_What to work on_
Change every "flame-icon" to "fire-icon" in the rows below, keeping everything else the same.

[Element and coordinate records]
===============

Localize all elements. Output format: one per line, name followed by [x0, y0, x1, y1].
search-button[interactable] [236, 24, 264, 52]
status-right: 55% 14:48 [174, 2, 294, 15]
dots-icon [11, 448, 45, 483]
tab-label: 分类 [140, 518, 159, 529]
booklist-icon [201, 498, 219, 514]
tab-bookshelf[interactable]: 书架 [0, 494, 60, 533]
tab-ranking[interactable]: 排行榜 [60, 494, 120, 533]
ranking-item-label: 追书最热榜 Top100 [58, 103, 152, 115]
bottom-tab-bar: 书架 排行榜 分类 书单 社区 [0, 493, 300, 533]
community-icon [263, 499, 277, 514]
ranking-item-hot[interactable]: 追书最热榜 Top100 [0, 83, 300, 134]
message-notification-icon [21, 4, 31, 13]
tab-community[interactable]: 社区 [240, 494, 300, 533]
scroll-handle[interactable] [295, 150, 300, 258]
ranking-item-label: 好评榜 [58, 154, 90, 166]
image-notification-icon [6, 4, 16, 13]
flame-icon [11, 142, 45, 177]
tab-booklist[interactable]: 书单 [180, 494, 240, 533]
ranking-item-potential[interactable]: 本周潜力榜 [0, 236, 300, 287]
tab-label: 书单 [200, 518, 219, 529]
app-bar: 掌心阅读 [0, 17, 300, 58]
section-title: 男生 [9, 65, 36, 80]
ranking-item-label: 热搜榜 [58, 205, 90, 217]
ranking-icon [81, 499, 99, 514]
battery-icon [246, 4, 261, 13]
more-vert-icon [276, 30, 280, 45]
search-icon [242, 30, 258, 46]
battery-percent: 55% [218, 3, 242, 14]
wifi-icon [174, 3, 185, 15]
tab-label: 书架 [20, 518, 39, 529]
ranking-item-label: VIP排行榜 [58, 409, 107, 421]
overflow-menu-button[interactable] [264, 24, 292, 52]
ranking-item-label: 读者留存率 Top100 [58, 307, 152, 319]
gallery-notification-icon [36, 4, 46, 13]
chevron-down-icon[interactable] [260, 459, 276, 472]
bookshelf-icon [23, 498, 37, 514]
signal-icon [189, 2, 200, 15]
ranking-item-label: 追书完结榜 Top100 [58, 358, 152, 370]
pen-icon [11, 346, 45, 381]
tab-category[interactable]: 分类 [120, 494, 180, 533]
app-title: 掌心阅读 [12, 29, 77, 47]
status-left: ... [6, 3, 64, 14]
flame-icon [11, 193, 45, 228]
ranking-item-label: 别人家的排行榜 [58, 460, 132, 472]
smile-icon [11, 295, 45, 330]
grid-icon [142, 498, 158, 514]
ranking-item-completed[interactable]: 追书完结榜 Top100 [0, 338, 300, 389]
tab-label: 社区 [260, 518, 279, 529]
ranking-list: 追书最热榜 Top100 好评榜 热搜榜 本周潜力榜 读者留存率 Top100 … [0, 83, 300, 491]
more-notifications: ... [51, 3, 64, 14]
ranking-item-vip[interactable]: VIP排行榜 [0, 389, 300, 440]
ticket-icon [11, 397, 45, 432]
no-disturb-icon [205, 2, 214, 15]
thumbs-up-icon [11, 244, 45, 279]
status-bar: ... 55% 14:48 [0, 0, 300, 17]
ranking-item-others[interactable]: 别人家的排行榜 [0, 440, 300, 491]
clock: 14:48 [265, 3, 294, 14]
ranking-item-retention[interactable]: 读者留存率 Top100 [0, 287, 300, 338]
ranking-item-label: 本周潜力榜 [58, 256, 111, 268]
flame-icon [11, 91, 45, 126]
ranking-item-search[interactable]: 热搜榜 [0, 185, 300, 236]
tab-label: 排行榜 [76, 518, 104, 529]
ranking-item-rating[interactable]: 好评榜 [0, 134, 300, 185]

===============

_Exercise result_
Localize all elements. Output format: one per line, name followed by [x0, y0, x1, y1].
search-button[interactable] [236, 24, 264, 52]
status-right: 55% 14:48 [174, 2, 294, 15]
dots-icon [11, 448, 45, 483]
tab-label: 分类 [140, 518, 159, 529]
booklist-icon [201, 498, 219, 514]
tab-bookshelf[interactable]: 书架 [0, 494, 60, 533]
tab-ranking[interactable]: 排行榜 [60, 494, 120, 533]
ranking-item-label: 追书最热榜 Top100 [58, 103, 152, 115]
bottom-tab-bar: 书架 排行榜 分类 书单 社区 [0, 493, 300, 533]
community-icon [263, 499, 277, 514]
ranking-item-hot[interactable]: 追书最热榜 Top100 [0, 83, 300, 134]
message-notification-icon [21, 4, 31, 13]
tab-community[interactable]: 社区 [240, 494, 300, 533]
scroll-handle[interactable] [295, 150, 300, 258]
ranking-item-label: 好评榜 [58, 154, 90, 166]
image-notification-icon [6, 4, 16, 13]
fire-icon [11, 142, 45, 177]
tab-booklist[interactable]: 书单 [180, 494, 240, 533]
ranking-item-potential[interactable]: 本周潜力榜 [0, 236, 300, 287]
tab-label: 书单 [200, 518, 219, 529]
app-bar: 掌心阅读 [0, 17, 300, 58]
section-title: 男生 [9, 65, 36, 80]
ranking-item-label: 热搜榜 [58, 205, 90, 217]
ranking-icon [81, 499, 99, 514]
battery-icon [246, 4, 261, 13]
more-vert-icon [276, 30, 280, 45]
search-icon [242, 30, 258, 46]
battery-percent: 55% [218, 3, 242, 14]
wifi-icon [174, 3, 185, 15]
tab-label: 书架 [20, 518, 39, 529]
ranking-item-label: VIP排行榜 [58, 409, 107, 421]
overflow-menu-button[interactable] [264, 24, 292, 52]
ranking-item-label: 读者留存率 Top100 [58, 307, 152, 319]
gallery-notification-icon [36, 4, 46, 13]
chevron-down-icon[interactable] [260, 459, 276, 472]
bookshelf-icon [23, 498, 37, 514]
signal-icon [189, 2, 200, 15]
ranking-item-label: 追书完结榜 Top100 [58, 358, 152, 370]
pen-icon [11, 346, 45, 381]
tab-category[interactable]: 分类 [120, 494, 180, 533]
app-title: 掌心阅读 [12, 29, 77, 47]
status-left: ... [6, 3, 64, 14]
fire-icon [11, 193, 45, 228]
ranking-item-label: 别人家的排行榜 [58, 460, 132, 472]
smile-icon [11, 295, 45, 330]
grid-icon [142, 498, 158, 514]
ranking-item-completed[interactable]: 追书完结榜 Top100 [0, 338, 300, 389]
tab-label: 社区 [260, 518, 279, 529]
ranking-list: 追书最热榜 Top100 好评榜 热搜榜 本周潜力榜 读者留存率 Top100 … [0, 83, 300, 491]
more-notifications: ... [51, 3, 64, 14]
ranking-item-vip[interactable]: VIP排行榜 [0, 389, 300, 440]
ticket-icon [11, 397, 45, 432]
no-disturb-icon [205, 2, 214, 15]
thumbs-up-icon [11, 244, 45, 279]
status-bar: ... 55% 14:48 [0, 0, 300, 17]
ranking-item-others[interactable]: 别人家的排行榜 [0, 440, 300, 491]
clock: 14:48 [265, 3, 294, 14]
ranking-item-retention[interactable]: 读者留存率 Top100 [0, 287, 300, 338]
ranking-item-label: 本周潜力榜 [58, 256, 111, 268]
fire-icon [11, 91, 45, 126]
ranking-item-search[interactable]: 热搜榜 [0, 185, 300, 236]
tab-label: 排行榜 [76, 518, 104, 529]
ranking-item-rating[interactable]: 好评榜 [0, 134, 300, 185]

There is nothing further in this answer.